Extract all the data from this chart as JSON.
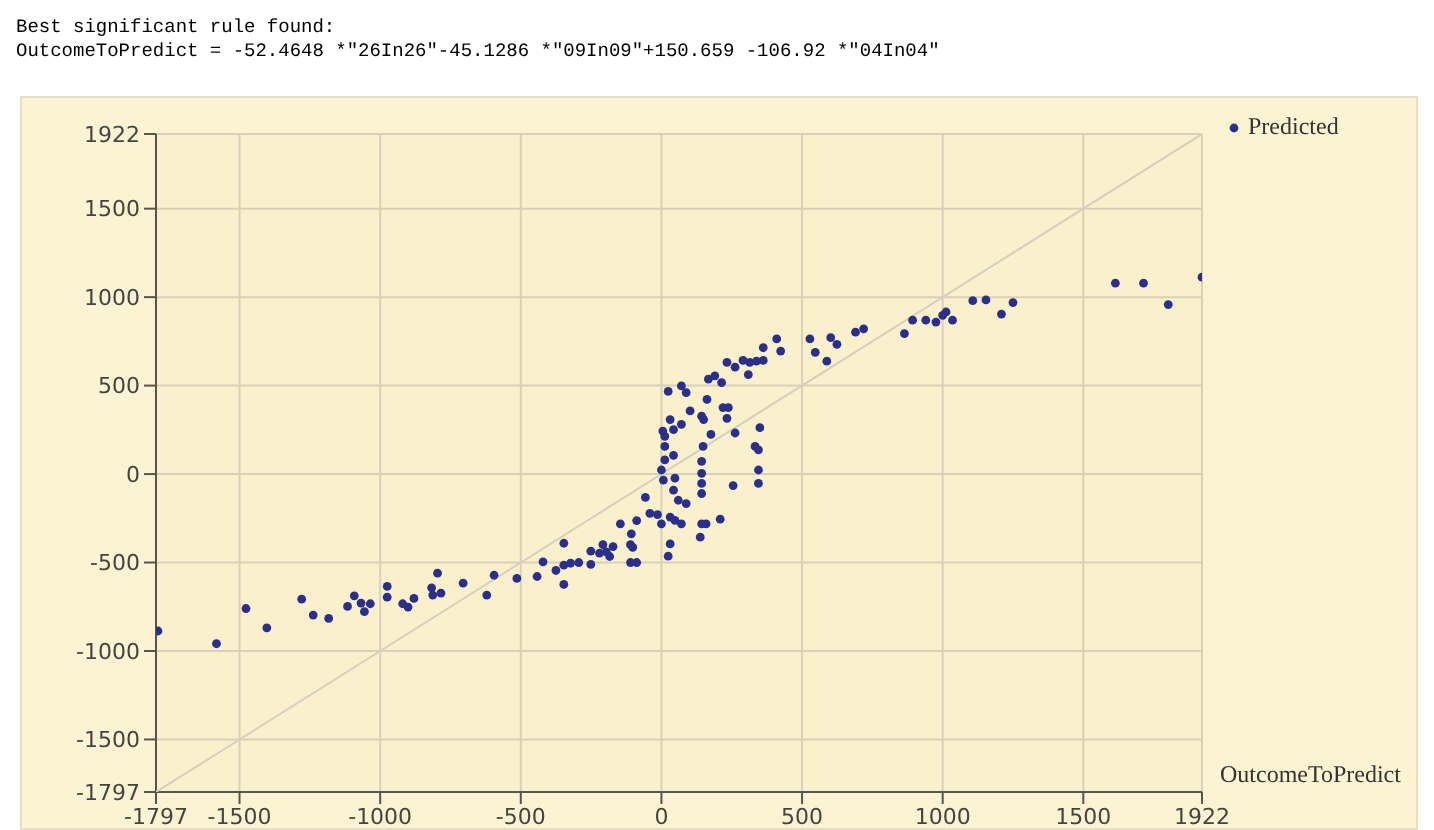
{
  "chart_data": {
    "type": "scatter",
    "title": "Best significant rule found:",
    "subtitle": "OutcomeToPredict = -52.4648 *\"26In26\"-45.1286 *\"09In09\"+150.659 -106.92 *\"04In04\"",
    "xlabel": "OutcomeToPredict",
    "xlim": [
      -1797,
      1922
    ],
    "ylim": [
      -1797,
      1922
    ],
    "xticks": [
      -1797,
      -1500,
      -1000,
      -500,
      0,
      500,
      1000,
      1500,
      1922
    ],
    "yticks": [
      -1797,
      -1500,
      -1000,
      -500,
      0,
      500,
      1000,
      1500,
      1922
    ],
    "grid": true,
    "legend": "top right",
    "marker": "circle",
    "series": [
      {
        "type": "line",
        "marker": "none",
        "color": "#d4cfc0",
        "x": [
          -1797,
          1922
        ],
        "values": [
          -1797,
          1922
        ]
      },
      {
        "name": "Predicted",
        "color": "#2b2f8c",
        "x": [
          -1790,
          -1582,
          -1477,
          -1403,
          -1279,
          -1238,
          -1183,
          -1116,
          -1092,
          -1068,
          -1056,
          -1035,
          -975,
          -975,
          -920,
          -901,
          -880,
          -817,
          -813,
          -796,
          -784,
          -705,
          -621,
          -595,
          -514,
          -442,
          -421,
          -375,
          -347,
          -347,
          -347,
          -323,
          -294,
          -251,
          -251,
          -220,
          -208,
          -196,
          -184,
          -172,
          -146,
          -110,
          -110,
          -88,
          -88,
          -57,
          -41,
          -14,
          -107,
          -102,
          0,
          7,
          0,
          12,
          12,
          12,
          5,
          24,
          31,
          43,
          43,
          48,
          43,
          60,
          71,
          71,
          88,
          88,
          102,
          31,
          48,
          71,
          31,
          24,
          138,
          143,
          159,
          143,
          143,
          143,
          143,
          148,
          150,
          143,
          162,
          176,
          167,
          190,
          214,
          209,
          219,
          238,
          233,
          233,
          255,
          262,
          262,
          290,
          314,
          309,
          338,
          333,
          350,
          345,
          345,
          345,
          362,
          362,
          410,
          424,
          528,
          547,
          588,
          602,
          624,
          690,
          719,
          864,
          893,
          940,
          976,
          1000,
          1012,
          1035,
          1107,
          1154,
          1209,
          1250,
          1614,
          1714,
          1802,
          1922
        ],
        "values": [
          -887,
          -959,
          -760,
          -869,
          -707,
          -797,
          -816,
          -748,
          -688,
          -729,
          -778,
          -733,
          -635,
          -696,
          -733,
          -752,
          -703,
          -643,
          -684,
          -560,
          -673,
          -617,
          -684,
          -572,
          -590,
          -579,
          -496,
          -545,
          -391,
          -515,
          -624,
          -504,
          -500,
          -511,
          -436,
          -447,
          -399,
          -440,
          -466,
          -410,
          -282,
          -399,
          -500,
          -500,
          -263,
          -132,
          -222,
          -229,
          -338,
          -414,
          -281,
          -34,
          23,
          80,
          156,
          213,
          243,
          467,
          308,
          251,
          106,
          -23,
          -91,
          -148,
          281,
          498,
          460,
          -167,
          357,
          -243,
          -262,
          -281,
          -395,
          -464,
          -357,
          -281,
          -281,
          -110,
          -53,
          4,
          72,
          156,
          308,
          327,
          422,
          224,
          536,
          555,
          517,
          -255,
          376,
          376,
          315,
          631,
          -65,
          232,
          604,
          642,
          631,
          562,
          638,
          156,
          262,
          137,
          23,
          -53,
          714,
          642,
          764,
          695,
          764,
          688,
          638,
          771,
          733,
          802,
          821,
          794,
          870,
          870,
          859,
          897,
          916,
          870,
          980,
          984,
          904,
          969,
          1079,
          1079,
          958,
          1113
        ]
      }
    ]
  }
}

INSTRUCTIONS FOR THE TASK: From the data above, write out everything exactly except the pictures.

WRITTEN ANSWER:
Extract all the data from this chart as JSON.
{
  "chart_data": {
    "type": "scatter",
    "title": "Best significant rule found:",
    "subtitle": "OutcomeToPredict = -52.4648 *\"26In26\"-45.1286 *\"09In09\"+150.659 -106.92 *\"04In04\"",
    "xlabel": "OutcomeToPredict",
    "xlim": [
      -1797,
      1922
    ],
    "ylim": [
      -1797,
      1922
    ],
    "xticks": [
      -1797,
      -1500,
      -1000,
      -500,
      0,
      500,
      1000,
      1500,
      1922
    ],
    "yticks": [
      -1797,
      -1500,
      -1000,
      -500,
      0,
      500,
      1000,
      1500,
      1922
    ],
    "grid": true,
    "legend": "top right",
    "marker": "circle",
    "series": [
      {
        "type": "line",
        "marker": "none",
        "color": "#d4cfc0",
        "x": [
          -1797,
          1922
        ],
        "values": [
          -1797,
          1922
        ]
      },
      {
        "name": "Predicted",
        "color": "#2b2f8c",
        "x": [
          -1790,
          -1582,
          -1477,
          -1403,
          -1279,
          -1238,
          -1183,
          -1116,
          -1092,
          -1068,
          -1056,
          -1035,
          -975,
          -975,
          -920,
          -901,
          -880,
          -817,
          -813,
          -796,
          -784,
          -705,
          -621,
          -595,
          -514,
          -442,
          -421,
          -375,
          -347,
          -347,
          -347,
          -323,
          -294,
          -251,
          -251,
          -220,
          -208,
          -196,
          -184,
          -172,
          -146,
          -110,
          -110,
          -88,
          -88,
          -57,
          -41,
          -14,
          -107,
          -102,
          0,
          7,
          0,
          12,
          12,
          12,
          5,
          24,
          31,
          43,
          43,
          48,
          43,
          60,
          71,
          71,
          88,
          88,
          102,
          31,
          48,
          71,
          31,
          24,
          138,
          143,
          159,
          143,
          143,
          143,
          143,
          148,
          150,
          143,
          162,
          176,
          167,
          190,
          214,
          209,
          219,
          238,
          233,
          233,
          255,
          262,
          262,
          290,
          314,
          309,
          338,
          333,
          350,
          345,
          345,
          345,
          362,
          362,
          410,
          424,
          528,
          547,
          588,
          602,
          624,
          690,
          719,
          864,
          893,
          940,
          976,
          1000,
          1012,
          1035,
          1107,
          1154,
          1209,
          1250,
          1614,
          1714,
          1802,
          1922
        ],
        "values": [
          -887,
          -959,
          -760,
          -869,
          -707,
          -797,
          -816,
          -748,
          -688,
          -729,
          -778,
          -733,
          -635,
          -696,
          -733,
          -752,
          -703,
          -643,
          -684,
          -560,
          -673,
          -617,
          -684,
          -572,
          -590,
          -579,
          -496,
          -545,
          -391,
          -515,
          -624,
          -504,
          -500,
          -511,
          -436,
          -447,
          -399,
          -440,
          -466,
          -410,
          -282,
          -399,
          -500,
          -500,
          -263,
          -132,
          -222,
          -229,
          -338,
          -414,
          -281,
          -34,
          23,
          80,
          156,
          213,
          243,
          467,
          308,
          251,
          106,
          -23,
          -91,
          -148,
          281,
          498,
          460,
          -167,
          357,
          -243,
          -262,
          -281,
          -395,
          -464,
          -357,
          -281,
          -281,
          -110,
          -53,
          4,
          72,
          156,
          308,
          327,
          422,
          224,
          536,
          555,
          517,
          -255,
          376,
          376,
          315,
          631,
          -65,
          232,
          604,
          642,
          631,
          562,
          638,
          156,
          262,
          137,
          23,
          -53,
          714,
          642,
          764,
          695,
          764,
          688,
          638,
          771,
          733,
          802,
          821,
          794,
          870,
          870,
          859,
          897,
          916,
          870,
          980,
          984,
          904,
          969,
          1079,
          1079,
          958,
          1113
        ]
      }
    ]
  }
}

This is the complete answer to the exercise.